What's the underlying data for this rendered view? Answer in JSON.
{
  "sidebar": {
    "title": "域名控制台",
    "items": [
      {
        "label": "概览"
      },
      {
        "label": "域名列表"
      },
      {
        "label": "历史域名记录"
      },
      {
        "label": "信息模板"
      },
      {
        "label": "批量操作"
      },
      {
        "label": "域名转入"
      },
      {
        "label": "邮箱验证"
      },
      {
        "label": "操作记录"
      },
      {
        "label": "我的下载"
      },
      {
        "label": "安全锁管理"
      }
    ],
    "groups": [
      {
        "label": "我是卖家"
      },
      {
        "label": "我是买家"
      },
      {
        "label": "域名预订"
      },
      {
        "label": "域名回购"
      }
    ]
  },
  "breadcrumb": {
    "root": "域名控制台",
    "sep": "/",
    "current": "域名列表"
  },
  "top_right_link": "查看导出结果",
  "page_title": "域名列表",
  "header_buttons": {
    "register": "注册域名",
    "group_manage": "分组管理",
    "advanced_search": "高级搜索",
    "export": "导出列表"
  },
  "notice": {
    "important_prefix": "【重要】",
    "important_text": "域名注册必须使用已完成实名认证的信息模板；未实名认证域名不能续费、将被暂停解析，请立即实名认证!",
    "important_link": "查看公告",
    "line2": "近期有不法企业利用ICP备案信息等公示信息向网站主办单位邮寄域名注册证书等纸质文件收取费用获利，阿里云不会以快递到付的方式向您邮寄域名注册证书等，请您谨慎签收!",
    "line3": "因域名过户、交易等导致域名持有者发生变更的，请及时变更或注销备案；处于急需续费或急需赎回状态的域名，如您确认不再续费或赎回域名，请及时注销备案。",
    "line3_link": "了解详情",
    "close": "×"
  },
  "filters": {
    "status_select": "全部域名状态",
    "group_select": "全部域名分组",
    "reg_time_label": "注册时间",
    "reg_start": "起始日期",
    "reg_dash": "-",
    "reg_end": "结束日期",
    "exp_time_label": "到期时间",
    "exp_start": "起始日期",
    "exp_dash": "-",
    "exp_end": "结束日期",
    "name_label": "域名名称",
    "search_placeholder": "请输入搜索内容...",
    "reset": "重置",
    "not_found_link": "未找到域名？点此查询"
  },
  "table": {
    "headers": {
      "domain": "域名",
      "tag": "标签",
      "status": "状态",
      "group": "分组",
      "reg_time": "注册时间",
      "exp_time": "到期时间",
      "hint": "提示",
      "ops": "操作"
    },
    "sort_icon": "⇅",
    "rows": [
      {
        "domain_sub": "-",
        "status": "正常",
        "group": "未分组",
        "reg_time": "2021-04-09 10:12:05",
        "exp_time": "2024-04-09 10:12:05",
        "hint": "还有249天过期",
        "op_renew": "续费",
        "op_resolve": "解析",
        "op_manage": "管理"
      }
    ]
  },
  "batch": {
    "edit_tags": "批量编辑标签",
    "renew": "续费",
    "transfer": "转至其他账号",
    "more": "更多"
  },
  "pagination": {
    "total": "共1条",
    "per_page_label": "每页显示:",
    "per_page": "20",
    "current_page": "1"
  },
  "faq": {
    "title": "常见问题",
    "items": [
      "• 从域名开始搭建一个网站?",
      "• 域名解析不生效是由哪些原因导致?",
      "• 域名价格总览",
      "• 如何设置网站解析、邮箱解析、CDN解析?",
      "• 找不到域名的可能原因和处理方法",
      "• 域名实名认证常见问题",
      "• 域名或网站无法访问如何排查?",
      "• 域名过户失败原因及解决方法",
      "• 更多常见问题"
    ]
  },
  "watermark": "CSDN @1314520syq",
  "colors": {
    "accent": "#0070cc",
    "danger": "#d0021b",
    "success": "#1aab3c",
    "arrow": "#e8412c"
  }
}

- Exercise: Each line of the listing should be copied exactly.

- The response:
What's the underlying data for this rendered view? Answer in JSON.
{
  "sidebar": {
    "title": "域名控制台",
    "items": [
      {
        "label": "概览"
      },
      {
        "label": "域名列表"
      },
      {
        "label": "历史域名记录"
      },
      {
        "label": "信息模板"
      },
      {
        "label": "批量操作"
      },
      {
        "label": "域名转入"
      },
      {
        "label": "邮箱验证"
      },
      {
        "label": "操作记录"
      },
      {
        "label": "我的下载"
      },
      {
        "label": "安全锁管理"
      }
    ],
    "groups": [
      {
        "label": "我是卖家"
      },
      {
        "label": "我是买家"
      },
      {
        "label": "域名预订"
      },
      {
        "label": "域名回购"
      }
    ]
  },
  "breadcrumb": {
    "root": "域名控制台",
    "sep": "/",
    "current": "域名列表"
  },
  "top_right_link": "查看导出结果",
  "page_title": "域名列表",
  "header_buttons": {
    "register": "注册域名",
    "group_manage": "分组管理",
    "advanced_search": "高级搜索",
    "export": "导出列表"
  },
  "notice": {
    "important_prefix": "【重要】",
    "important_text": "域名注册必须使用已完成实名认证的信息模板；未实名认证域名不能续费、将被暂停解析，请立即实名认证!",
    "important_link": "查看公告",
    "line2": "近期有不法企业利用ICP备案信息等公示信息向网站主办单位邮寄域名注册证书等纸质文件收取费用获利，阿里云不会以快递到付的方式向您邮寄域名注册证书等，请您谨慎签收!",
    "line3": "因域名过户、交易等导致域名持有者发生变更的，请及时变更或注销备案；处于急需续费或急需赎回状态的域名，如您确认不再续费或赎回域名，请及时注销备案。",
    "line3_link": "了解详情",
    "close": "×"
  },
  "filters": {
    "status_select": "全部域名状态",
    "group_select": "全部域名分组",
    "reg_time_label": "注册时间",
    "reg_start": "起始日期",
    "reg_dash": "-",
    "reg_end": "结束日期",
    "exp_time_label": "到期时间",
    "exp_start": "起始日期",
    "exp_dash": "-",
    "exp_end": "结束日期",
    "name_label": "域名名称",
    "search_placeholder": "请输入搜索内容...",
    "reset": "重置",
    "not_found_link": "未找到域名？点此查询"
  },
  "table": {
    "headers": {
      "domain": "域名",
      "tag": "标签",
      "status": "状态",
      "group": "分组",
      "reg_time": "注册时间",
      "exp_time": "到期时间",
      "hint": "提示",
      "ops": "操作"
    },
    "sort_icon": "⇅",
    "rows": [
      {
        "domain_sub": "-",
        "status": "正常",
        "group": "未分组",
        "reg_time": "2021-04-09 10:12:05",
        "exp_time": "2024-04-09 10:12:05",
        "hint": "还有249天过期",
        "op_renew": "续费",
        "op_resolve": "解析",
        "op_manage": "管理"
      }
    ]
  },
  "batch": {
    "edit_tags": "批量编辑标签",
    "renew": "续费",
    "transfer": "转至其他账号",
    "more": "更多"
  },
  "pagination": {
    "total": "共1条",
    "per_page_label": "每页显示:",
    "per_page": "20",
    "current_page": "1"
  },
  "faq": {
    "title": "常见问题",
    "items": [
      "• 从域名开始搭建一个网站?",
      "• 域名解析不生效是由哪些原因导致?",
      "• 域名价格总览",
      "• 如何设置网站解析、邮箱解析、CDN解析?",
      "• 找不到域名的可能原因和处理方法",
      "• 域名实名认证常见问题",
      "• 域名或网站无法访问如何排查?",
      "• 域名过户失败原因及解决方法",
      "• 更多常见问题"
    ]
  },
  "watermark": "CSDN @1314520syq",
  "colors": {
    "accent": "#0070cc",
    "danger": "#d0021b",
    "success": "#1aab3c",
    "arrow": "#e8412c"
  }
}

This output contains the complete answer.